Exercise.
Copy out every line in the entries below that includes "Presiden".

Stored data
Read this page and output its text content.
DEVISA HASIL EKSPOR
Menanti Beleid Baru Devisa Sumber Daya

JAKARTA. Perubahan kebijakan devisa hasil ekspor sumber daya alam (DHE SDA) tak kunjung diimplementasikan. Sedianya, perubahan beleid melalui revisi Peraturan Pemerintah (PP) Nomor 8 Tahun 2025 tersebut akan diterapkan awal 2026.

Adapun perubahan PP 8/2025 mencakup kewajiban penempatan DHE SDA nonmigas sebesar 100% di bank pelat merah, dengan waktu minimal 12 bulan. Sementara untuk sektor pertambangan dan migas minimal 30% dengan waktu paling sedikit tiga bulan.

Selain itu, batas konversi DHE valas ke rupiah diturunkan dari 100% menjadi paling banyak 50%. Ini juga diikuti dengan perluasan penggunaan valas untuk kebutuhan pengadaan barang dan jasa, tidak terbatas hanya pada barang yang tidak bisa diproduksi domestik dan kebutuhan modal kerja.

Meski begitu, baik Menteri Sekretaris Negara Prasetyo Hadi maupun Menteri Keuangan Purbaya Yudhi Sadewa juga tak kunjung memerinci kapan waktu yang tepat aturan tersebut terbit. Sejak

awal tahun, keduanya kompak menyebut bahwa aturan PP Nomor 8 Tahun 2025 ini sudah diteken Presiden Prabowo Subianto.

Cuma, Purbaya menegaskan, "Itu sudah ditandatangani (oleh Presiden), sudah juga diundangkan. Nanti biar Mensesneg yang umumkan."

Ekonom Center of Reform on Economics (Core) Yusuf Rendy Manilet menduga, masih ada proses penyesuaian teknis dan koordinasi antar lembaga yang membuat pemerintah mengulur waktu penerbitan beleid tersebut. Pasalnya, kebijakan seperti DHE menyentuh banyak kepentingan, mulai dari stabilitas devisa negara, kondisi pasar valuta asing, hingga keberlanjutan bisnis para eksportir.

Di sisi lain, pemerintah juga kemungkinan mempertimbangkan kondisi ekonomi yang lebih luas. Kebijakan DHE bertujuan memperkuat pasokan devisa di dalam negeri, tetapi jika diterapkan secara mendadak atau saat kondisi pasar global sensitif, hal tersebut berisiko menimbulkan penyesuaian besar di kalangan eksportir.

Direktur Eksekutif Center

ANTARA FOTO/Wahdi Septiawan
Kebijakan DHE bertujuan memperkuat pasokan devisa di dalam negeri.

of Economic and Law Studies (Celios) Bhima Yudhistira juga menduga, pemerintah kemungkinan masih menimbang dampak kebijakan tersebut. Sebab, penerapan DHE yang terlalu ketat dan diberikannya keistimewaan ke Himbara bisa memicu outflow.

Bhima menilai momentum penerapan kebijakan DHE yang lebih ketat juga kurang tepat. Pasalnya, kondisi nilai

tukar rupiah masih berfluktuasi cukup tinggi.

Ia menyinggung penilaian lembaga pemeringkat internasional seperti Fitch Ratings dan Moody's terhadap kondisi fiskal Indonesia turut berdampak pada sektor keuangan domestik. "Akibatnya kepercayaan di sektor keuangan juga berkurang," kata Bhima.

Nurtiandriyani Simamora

Exercise solution.
awal tahun, keduanya kompak menyebut bahwa aturan PP Nomor 8 Tahun 2025 ini sudah diteken Presiden Prabowo Subianto.
Cuma, Purbaya menegaskan, "Itu sudah ditandatangani (oleh Presiden), sudah juga diundangkan. Nanti biar Mensesneg yang umumkan."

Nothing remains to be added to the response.